*** AVAILABLE RECORDS ***

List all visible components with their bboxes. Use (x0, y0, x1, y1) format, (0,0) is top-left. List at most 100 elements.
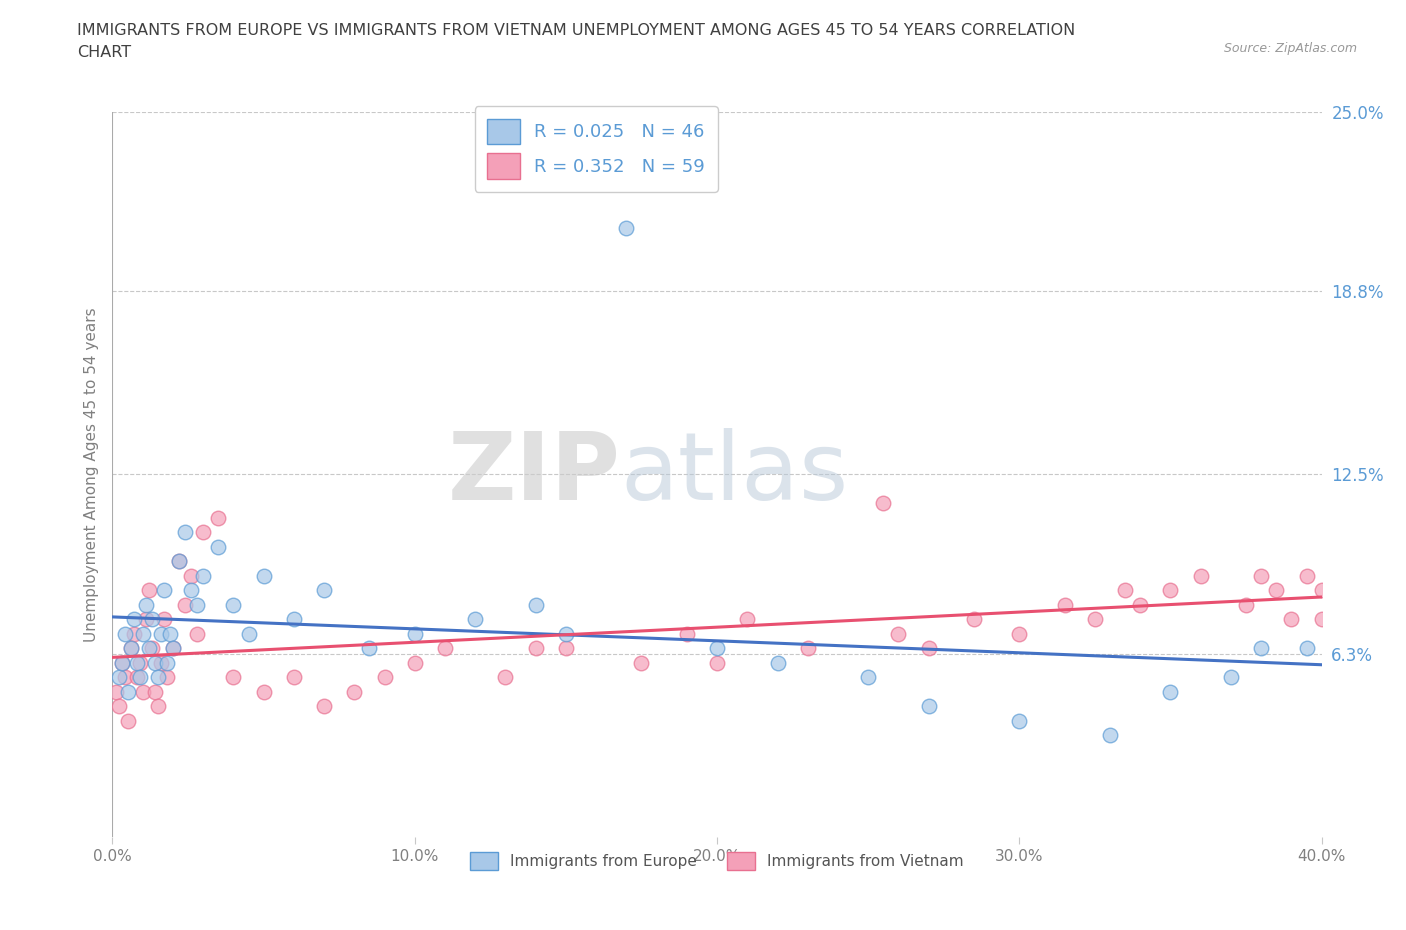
Point (314, 583, 336, 598)
Y-axis label: Unemployment Among Ages 45 to 54 years: Unemployment Among Ages 45 to 54 years (83, 307, 98, 642)
Point (283, 612, 305, 627)
Point (132, 684, 155, 699)
Point (616, 220, 638, 235)
Point (706, 641, 728, 656)
Point (766, 656, 789, 671)
Point (253, 568, 276, 583)
Point (120, 641, 142, 656)
Point (1159, 684, 1181, 699)
Point (117, 684, 139, 699)
Point (162, 641, 184, 656)
Point (238, 627, 260, 642)
Point (1008, 713, 1031, 728)
Point (122, 612, 145, 627)
Point (676, 627, 699, 642)
Point (524, 597, 547, 612)
Point (143, 684, 166, 699)
Point (132, 627, 155, 642)
Point (1099, 728, 1122, 743)
Point (314, 699, 336, 714)
Point (107, 699, 129, 714)
Point (186, 627, 208, 642)
Point (222, 670, 245, 684)
Point (918, 641, 941, 656)
Point (141, 641, 163, 656)
Point (149, 627, 172, 642)
Point (207, 539, 229, 554)
Point (434, 641, 457, 656)
Point (174, 525, 197, 539)
Point (404, 656, 426, 671)
Point (159, 627, 181, 642)
Text: ZIP: ZIP (447, 429, 620, 520)
Point (706, 656, 728, 671)
Point (1114, 583, 1136, 598)
Point (114, 670, 136, 684)
Point (156, 670, 179, 684)
Point (554, 627, 576, 642)
Point (153, 583, 176, 598)
Point (1189, 568, 1212, 583)
Point (141, 612, 163, 627)
Point (963, 612, 986, 627)
Point (146, 699, 169, 714)
Point (146, 670, 169, 684)
Point (135, 612, 157, 627)
Text: CHART: CHART (77, 45, 131, 60)
Point (186, 597, 208, 612)
Point (404, 627, 426, 642)
Point (135, 597, 157, 612)
Point (138, 641, 160, 656)
Point (464, 612, 486, 627)
Point (1220, 670, 1243, 684)
Point (887, 627, 910, 642)
Point (554, 641, 576, 656)
Point (125, 670, 148, 684)
Point (120, 641, 142, 656)
Point (110, 656, 132, 671)
Point (122, 627, 145, 642)
Point (149, 656, 172, 671)
Point (343, 684, 366, 699)
Point (872, 496, 894, 511)
Point (796, 641, 818, 656)
Point (1234, 597, 1257, 612)
Point (110, 656, 132, 671)
Point (138, 583, 160, 598)
Point (1310, 583, 1333, 598)
Point (207, 511, 229, 525)
Point (1295, 641, 1317, 656)
Point (167, 554, 190, 569)
Point (180, 583, 202, 598)
Point (222, 597, 245, 612)
Point (1310, 612, 1333, 627)
Point (114, 627, 136, 642)
Point (156, 656, 179, 671)
Point (174, 597, 197, 612)
Point (918, 699, 941, 714)
Point (1281, 612, 1303, 627)
Point (737, 612, 759, 627)
Point (1250, 641, 1272, 656)
Point (117, 713, 139, 728)
Point (1084, 612, 1107, 627)
Text: atlas: atlas (620, 429, 849, 520)
Point (167, 554, 190, 569)
Point (1053, 597, 1076, 612)
Point (191, 568, 215, 583)
Point (1265, 583, 1288, 598)
Legend: Immigrants from Europe, Immigrants from Vietnam: Immigrants from Europe, Immigrants from … (464, 845, 970, 876)
Point (1250, 568, 1272, 583)
Point (630, 656, 652, 671)
Text: Source: ZipAtlas.com: Source: ZipAtlas.com (1223, 42, 1357, 55)
Point (1295, 568, 1317, 583)
Point (858, 670, 880, 684)
Point (128, 656, 150, 671)
Point (253, 684, 276, 699)
Point (283, 670, 305, 684)
Point (107, 670, 129, 684)
Point (153, 612, 176, 627)
Point (374, 670, 396, 684)
Point (191, 525, 215, 539)
Point (1159, 583, 1181, 598)
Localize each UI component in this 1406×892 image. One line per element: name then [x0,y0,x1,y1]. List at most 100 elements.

***

Copy every line of the items above word for word, leaving out the pictures.

**SOLUTION FOR THIS EXERCISE:**
List all visible components with their bboxes. Use (x0, y0, x1, y1) format, (0,0) is top-left. List at most 100 elements.
Point (314, 583, 336, 598)
Y-axis label: Unemployment Among Ages 45 to 54 years: Unemployment Among Ages 45 to 54 years (83, 307, 98, 642)
Point (283, 612, 305, 627)
Point (132, 684, 155, 699)
Point (616, 220, 638, 235)
Point (706, 641, 728, 656)
Point (766, 656, 789, 671)
Point (253, 568, 276, 583)
Point (120, 641, 142, 656)
Point (1159, 684, 1181, 699)
Point (117, 684, 139, 699)
Point (162, 641, 184, 656)
Point (238, 627, 260, 642)
Point (1008, 713, 1031, 728)
Point (122, 612, 145, 627)
Point (676, 627, 699, 642)
Point (524, 597, 547, 612)
Point (143, 684, 166, 699)
Point (132, 627, 155, 642)
Point (1099, 728, 1122, 743)
Point (314, 699, 336, 714)
Point (107, 699, 129, 714)
Point (186, 627, 208, 642)
Point (222, 670, 245, 684)
Point (918, 641, 941, 656)
Point (141, 641, 163, 656)
Point (149, 627, 172, 642)
Point (207, 539, 229, 554)
Point (434, 641, 457, 656)
Point (174, 525, 197, 539)
Point (404, 656, 426, 671)
Point (159, 627, 181, 642)
Text: ZIP: ZIP (447, 429, 620, 520)
Point (706, 656, 728, 671)
Point (1114, 583, 1136, 598)
Point (114, 670, 136, 684)
Point (156, 670, 179, 684)
Point (554, 627, 576, 642)
Point (153, 583, 176, 598)
Point (1189, 568, 1212, 583)
Point (141, 612, 163, 627)
Point (963, 612, 986, 627)
Point (146, 699, 169, 714)
Point (146, 670, 169, 684)
Point (135, 612, 157, 627)
Text: CHART: CHART (77, 45, 131, 60)
Point (186, 597, 208, 612)
Point (404, 627, 426, 642)
Point (135, 597, 157, 612)
Point (138, 641, 160, 656)
Point (464, 612, 486, 627)
Point (1220, 670, 1243, 684)
Point (887, 627, 910, 642)
Point (554, 641, 576, 656)
Point (125, 670, 148, 684)
Point (120, 641, 142, 656)
Point (110, 656, 132, 671)
Point (122, 627, 145, 642)
Point (149, 656, 172, 671)
Point (343, 684, 366, 699)
Point (872, 496, 894, 511)
Point (796, 641, 818, 656)
Point (1234, 597, 1257, 612)
Point (110, 656, 132, 671)
Point (138, 583, 160, 598)
Point (1310, 583, 1333, 598)
Point (207, 511, 229, 525)
Point (1295, 641, 1317, 656)
Point (167, 554, 190, 569)
Point (180, 583, 202, 598)
Point (222, 597, 245, 612)
Point (1310, 612, 1333, 627)
Point (114, 627, 136, 642)
Point (156, 656, 179, 671)
Point (174, 597, 197, 612)
Point (918, 699, 941, 714)
Point (1281, 612, 1303, 627)
Point (737, 612, 759, 627)
Point (1250, 641, 1272, 656)
Point (117, 713, 139, 728)
Point (1084, 612, 1107, 627)
Text: atlas: atlas (620, 429, 849, 520)
Point (167, 554, 190, 569)
Point (1053, 597, 1076, 612)
Point (191, 568, 215, 583)
Point (1265, 583, 1288, 598)
Legend: Immigrants from Europe, Immigrants from Vietnam: Immigrants from Europe, Immigrants from … (464, 845, 970, 876)
Point (1250, 568, 1272, 583)
Point (630, 656, 652, 671)
Text: Source: ZipAtlas.com: Source: ZipAtlas.com (1223, 42, 1357, 55)
Point (1295, 568, 1317, 583)
Point (858, 670, 880, 684)
Point (128, 656, 150, 671)
Point (253, 684, 276, 699)
Point (283, 670, 305, 684)
Point (107, 670, 129, 684)
Point (153, 612, 176, 627)
Point (374, 670, 396, 684)
Point (191, 525, 215, 539)
Point (1159, 583, 1181, 598)
Localize each UI component in this 1406×892 image. One line per element: name then [x0,y0,x1,y1]. List at most 100 elements.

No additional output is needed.